(Stored items from a collection)
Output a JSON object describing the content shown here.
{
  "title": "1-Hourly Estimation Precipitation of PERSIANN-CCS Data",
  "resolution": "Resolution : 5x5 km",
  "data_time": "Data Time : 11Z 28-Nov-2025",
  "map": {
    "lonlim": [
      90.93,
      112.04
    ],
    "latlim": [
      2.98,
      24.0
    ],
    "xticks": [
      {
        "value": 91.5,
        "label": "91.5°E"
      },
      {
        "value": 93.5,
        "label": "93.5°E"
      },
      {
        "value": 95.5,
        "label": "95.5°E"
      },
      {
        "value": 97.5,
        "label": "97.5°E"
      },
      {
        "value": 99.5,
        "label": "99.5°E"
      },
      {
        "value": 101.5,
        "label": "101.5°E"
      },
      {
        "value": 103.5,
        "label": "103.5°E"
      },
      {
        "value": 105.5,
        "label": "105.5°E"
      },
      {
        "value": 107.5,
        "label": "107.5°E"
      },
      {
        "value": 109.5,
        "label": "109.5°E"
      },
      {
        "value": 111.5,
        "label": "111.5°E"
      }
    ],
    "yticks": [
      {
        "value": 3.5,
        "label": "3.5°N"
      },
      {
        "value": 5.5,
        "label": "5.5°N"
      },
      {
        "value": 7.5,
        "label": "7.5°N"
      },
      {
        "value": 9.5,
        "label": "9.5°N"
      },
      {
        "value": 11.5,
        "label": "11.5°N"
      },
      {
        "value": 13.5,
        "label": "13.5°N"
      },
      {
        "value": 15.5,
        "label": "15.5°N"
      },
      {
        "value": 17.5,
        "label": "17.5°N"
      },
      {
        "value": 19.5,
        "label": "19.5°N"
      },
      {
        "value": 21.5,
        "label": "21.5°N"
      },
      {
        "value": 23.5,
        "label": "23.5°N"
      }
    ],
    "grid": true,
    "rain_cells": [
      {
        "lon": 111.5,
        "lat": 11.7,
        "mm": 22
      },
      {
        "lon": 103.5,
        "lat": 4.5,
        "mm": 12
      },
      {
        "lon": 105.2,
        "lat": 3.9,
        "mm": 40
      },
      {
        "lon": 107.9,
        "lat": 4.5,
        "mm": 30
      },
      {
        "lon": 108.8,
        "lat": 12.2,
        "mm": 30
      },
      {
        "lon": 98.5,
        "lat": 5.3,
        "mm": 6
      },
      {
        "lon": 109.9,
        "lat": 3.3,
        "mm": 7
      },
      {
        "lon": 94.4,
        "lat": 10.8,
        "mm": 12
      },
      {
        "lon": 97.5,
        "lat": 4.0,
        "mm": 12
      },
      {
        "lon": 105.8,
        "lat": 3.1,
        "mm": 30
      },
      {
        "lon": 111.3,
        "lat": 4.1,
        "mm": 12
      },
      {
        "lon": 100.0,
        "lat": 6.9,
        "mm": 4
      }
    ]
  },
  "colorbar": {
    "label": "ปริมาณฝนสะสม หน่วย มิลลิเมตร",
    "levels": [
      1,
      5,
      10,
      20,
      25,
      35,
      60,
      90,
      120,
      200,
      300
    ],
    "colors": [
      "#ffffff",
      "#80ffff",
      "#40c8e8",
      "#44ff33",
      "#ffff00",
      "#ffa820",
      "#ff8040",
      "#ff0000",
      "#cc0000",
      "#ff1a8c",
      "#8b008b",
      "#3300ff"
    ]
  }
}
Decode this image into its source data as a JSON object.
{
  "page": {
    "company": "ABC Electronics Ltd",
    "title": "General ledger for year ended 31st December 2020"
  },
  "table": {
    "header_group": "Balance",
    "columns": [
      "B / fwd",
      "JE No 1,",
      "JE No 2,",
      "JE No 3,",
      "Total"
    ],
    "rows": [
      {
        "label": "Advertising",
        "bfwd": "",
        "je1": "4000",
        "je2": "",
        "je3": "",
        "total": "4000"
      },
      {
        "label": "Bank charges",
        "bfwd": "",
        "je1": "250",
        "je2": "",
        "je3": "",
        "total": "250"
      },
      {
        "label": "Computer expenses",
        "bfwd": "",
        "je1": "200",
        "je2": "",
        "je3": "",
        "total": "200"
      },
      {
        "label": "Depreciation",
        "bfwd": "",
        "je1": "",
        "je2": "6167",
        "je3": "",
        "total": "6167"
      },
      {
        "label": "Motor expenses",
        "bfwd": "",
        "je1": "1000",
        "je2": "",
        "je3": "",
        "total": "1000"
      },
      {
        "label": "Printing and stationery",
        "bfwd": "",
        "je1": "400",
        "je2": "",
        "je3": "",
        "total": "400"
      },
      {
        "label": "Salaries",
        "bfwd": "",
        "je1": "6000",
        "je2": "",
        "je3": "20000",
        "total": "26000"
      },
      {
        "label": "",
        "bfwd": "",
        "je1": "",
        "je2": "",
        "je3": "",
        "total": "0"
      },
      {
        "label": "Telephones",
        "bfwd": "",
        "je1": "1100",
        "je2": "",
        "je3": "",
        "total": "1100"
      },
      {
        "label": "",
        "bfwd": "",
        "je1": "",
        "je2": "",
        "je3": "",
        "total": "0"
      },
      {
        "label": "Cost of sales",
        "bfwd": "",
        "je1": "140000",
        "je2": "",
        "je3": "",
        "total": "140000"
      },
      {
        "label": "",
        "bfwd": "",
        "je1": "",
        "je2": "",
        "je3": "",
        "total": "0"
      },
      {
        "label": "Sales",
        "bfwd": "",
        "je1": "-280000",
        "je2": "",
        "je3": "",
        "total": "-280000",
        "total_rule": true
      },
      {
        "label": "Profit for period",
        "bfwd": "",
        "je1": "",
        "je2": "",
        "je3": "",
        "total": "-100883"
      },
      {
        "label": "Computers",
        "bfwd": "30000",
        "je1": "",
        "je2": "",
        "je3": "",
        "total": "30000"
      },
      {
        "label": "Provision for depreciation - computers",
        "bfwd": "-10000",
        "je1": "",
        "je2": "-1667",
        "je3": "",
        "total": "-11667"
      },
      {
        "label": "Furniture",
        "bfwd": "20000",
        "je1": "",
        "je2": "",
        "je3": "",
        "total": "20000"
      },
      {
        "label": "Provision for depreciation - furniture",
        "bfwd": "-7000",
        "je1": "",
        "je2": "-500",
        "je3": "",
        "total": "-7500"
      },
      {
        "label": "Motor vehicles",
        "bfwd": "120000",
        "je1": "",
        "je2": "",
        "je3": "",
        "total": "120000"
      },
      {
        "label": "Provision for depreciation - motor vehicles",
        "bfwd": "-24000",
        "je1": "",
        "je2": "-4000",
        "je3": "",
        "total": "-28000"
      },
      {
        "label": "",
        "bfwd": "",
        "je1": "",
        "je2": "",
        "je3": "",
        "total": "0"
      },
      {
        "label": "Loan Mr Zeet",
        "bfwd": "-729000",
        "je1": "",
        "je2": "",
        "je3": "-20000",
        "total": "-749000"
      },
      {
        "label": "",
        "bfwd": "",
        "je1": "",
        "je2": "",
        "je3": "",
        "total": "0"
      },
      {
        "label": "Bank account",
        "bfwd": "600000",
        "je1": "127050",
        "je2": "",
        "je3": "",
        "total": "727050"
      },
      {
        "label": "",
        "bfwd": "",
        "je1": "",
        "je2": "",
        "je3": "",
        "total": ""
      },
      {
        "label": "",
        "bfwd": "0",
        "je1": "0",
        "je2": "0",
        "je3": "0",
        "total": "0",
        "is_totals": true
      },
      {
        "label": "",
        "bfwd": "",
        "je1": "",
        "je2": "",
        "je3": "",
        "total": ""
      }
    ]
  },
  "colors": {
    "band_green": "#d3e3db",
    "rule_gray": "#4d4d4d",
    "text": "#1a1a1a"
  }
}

Given instruction: Retype the material in full, character for character.

Completed exercise:
Output a JSON object describing the content shown here.
{
  "title": "1-Hourly Estimation Precipitation of PERSIANN-CCS Data",
  "resolution": "Resolution : 5x5 km",
  "data_time": "Data Time : 11Z 28-Nov-2025",
  "map": {
    "lonlim": [
      90.93,
      112.04
    ],
    "latlim": [
      2.98,
      24.0
    ],
    "xticks": [
      {
        "value": 91.5,
        "label": "91.5°E"
      },
      {
        "value": 93.5,
        "label": "93.5°E"
      },
      {
        "value": 95.5,
        "label": "95.5°E"
      },
      {
        "value": 97.5,
        "label": "97.5°E"
      },
      {
        "value": 99.5,
        "label": "99.5°E"
      },
      {
        "value": 101.5,
        "label": "101.5°E"
      },
      {
        "value": 103.5,
        "label": "103.5°E"
      },
      {
        "value": 105.5,
        "label": "105.5°E"
      },
      {
        "value": 107.5,
        "label": "107.5°E"
      },
      {
        "value": 109.5,
        "label": "109.5°E"
      },
      {
        "value": 111.5,
        "label": "111.5°E"
      }
    ],
    "yticks": [
      {
        "value": 3.5,
        "label": "3.5°N"
      },
      {
        "value": 5.5,
        "label": "5.5°N"
      },
      {
        "value": 7.5,
        "label": "7.5°N"
      },
      {
        "value": 9.5,
        "label": "9.5°N"
      },
      {
        "value": 11.5,
        "label": "11.5°N"
      },
      {
        "value": 13.5,
        "label": "13.5°N"
      },
      {
        "value": 15.5,
        "label": "15.5°N"
      },
      {
        "value": 17.5,
        "label": "17.5°N"
      },
      {
        "value": 19.5,
        "label": "19.5°N"
      },
      {
        "value": 21.5,
        "label": "21.5°N"
      },
      {
        "value": 23.5,
        "label": "23.5°N"
      }
    ],
    "grid": true,
    "rain_cells": [
      {
        "lon": 111.5,
        "lat": 11.7,
        "mm": 22
      },
      {
        "lon": 103.5,
        "lat": 4.5,
        "mm": 12
      },
      {
        "lon": 105.2,
        "lat": 3.9,
        "mm": 40
      },
      {
        "lon": 107.9,
        "lat": 4.5,
        "mm": 30
      },
      {
        "lon": 108.8,
        "lat": 12.2,
        "mm": 30
      },
      {
        "lon": 98.5,
        "lat": 5.3,
        "mm": 6
      },
      {
        "lon": 109.9,
        "lat": 3.3,
        "mm": 7
      },
      {
        "lon": 94.4,
        "lat": 10.8,
        "mm": 12
      },
      {
        "lon": 97.5,
        "lat": 4.0,
        "mm": 12
      },
      {
        "lon": 105.8,
        "lat": 3.1,
        "mm": 30
      },
      {
        "lon": 111.3,
        "lat": 4.1,
        "mm": 12
      },
      {
        "lon": 100.0,
        "lat": 6.9,
        "mm": 4
      }
    ]
  },
  "colorbar": {
    "label": "ปริมาณฝนสะสม หน่วย มิลลิเมตร",
    "levels": [
      1,
      5,
      10,
      20,
      25,
      35,
      60,
      90,
      120,
      200,
      300
    ],
    "colors": [
      "#ffffff",
      "#80ffff",
      "#40c8e8",
      "#44ff33",
      "#ffff00",
      "#ffa820",
      "#ff8040",
      "#ff0000",
      "#cc0000",
      "#ff1a8c",
      "#8b008b",
      "#3300ff"
    ]
  }
}
Decode this image into its source data as a JSON object.
{
  "page": {
    "company": "ABC Electronics Ltd",
    "title": "General ledger for year ended 31st December 2020"
  },
  "table": {
    "header_group": "Balance",
    "columns": [
      "B / fwd",
      "JE No 1,",
      "JE No 2,",
      "JE No 3,",
      "Total"
    ],
    "rows": [
      {
        "label": "Advertising",
        "bfwd": "",
        "je1": "4000",
        "je2": "",
        "je3": "",
        "total": "4000"
      },
      {
        "label": "Bank charges",
        "bfwd": "",
        "je1": "250",
        "je2": "",
        "je3": "",
        "total": "250"
      },
      {
        "label": "Computer expenses",
        "bfwd": "",
        "je1": "200",
        "je2": "",
        "je3": "",
        "total": "200"
      },
      {
        "label": "Depreciation",
        "bfwd": "",
        "je1": "",
        "je2": "6167",
        "je3": "",
        "total": "6167"
      },
      {
        "label": "Motor expenses",
        "bfwd": "",
        "je1": "1000",
        "je2": "",
        "je3": "",
        "total": "1000"
      },
      {
        "label": "Printing and stationery",
        "bfwd": "",
        "je1": "400",
        "je2": "",
        "je3": "",
        "total": "400"
      },
      {
        "label": "Salaries",
        "bfwd": "",
        "je1": "6000",
        "je2": "",
        "je3": "20000",
        "total": "26000"
      },
      {
        "label": "",
        "bfwd": "",
        "je1": "",
        "je2": "",
        "je3": "",
        "total": "0"
      },
      {
        "label": "Telephones",
        "bfwd": "",
        "je1": "1100",
        "je2": "",
        "je3": "",
        "total": "1100"
      },
      {
        "label": "",
        "bfwd": "",
        "je1": "",
        "je2": "",
        "je3": "",
        "total": "0"
      },
      {
        "label": "Cost of sales",
        "bfwd": "",
        "je1": "140000",
        "je2": "",
        "je3": "",
        "total": "140000"
      },
      {
        "label": "",
        "bfwd": "",
        "je1": "",
        "je2": "",
        "je3": "",
        "total": "0"
      },
      {
        "label": "Sales",
        "bfwd": "",
        "je1": "-280000",
        "je2": "",
        "je3": "",
        "total": "-280000",
        "total_rule": true
      },
      {
        "label": "Profit for period",
        "bfwd": "",
        "je1": "",
        "je2": "",
        "je3": "",
        "total": "-100883"
      },
      {
        "label": "Computers",
        "bfwd": "30000",
        "je1": "",
        "je2": "",
        "je3": "",
        "total": "30000"
      },
      {
        "label": "Provision for depreciation - computers",
        "bfwd": "-10000",
        "je1": "",
        "je2": "-1667",
        "je3": "",
        "total": "-11667"
      },
      {
        "label": "Furniture",
        "bfwd": "20000",
        "je1": "",
        "je2": "",
        "je3": "",
        "total": "20000"
      },
      {
        "label": "Provision for depreciation - furniture",
        "bfwd": "-7000",
        "je1": "",
        "je2": "-500",
        "je3": "",
        "total": "-7500"
      },
      {
        "label": "Motor vehicles",
        "bfwd": "120000",
        "je1": "",
        "je2": "",
        "je3": "",
        "total": "120000"
      },
      {
        "label": "Provision for depreciation - motor vehicles",
        "bfwd": "-24000",
        "je1": "",
        "je2": "-4000",
        "je3": "",
        "total": "-28000"
      },
      {
        "label": "",
        "bfwd": "",
        "je1": "",
        "je2": "",
        "je3": "",
        "total": "0"
      },
      {
        "label": "Loan Mr Zeet",
        "bfwd": "-729000",
        "je1": "",
        "je2": "",
        "je3": "-20000",
        "total": "-749000"
      },
      {
        "label": "",
        "bfwd": "",
        "je1": "",
        "je2": "",
        "je3": "",
        "total": "0"
      },
      {
        "label": "Bank account",
        "bfwd": "600000",
        "je1": "127050",
        "je2": "",
        "je3": "",
        "total": "727050"
      },
      {
        "label": "",
        "bfwd": "",
        "je1": "",
        "je2": "",
        "je3": "",
        "total": ""
      },
      {
        "label": "",
        "bfwd": "0",
        "je1": "0",
        "je2": "0",
        "je3": "0",
        "total": "0",
        "is_totals": true
      },
      {
        "label": "",
        "bfwd": "",
        "je1": "",
        "je2": "",
        "je3": "",
        "total": ""
      }
    ]
  },
  "colors": {
    "band_green": "#d3e3db",
    "rule_gray": "#4d4d4d",
    "text": "#1a1a1a"
  }
}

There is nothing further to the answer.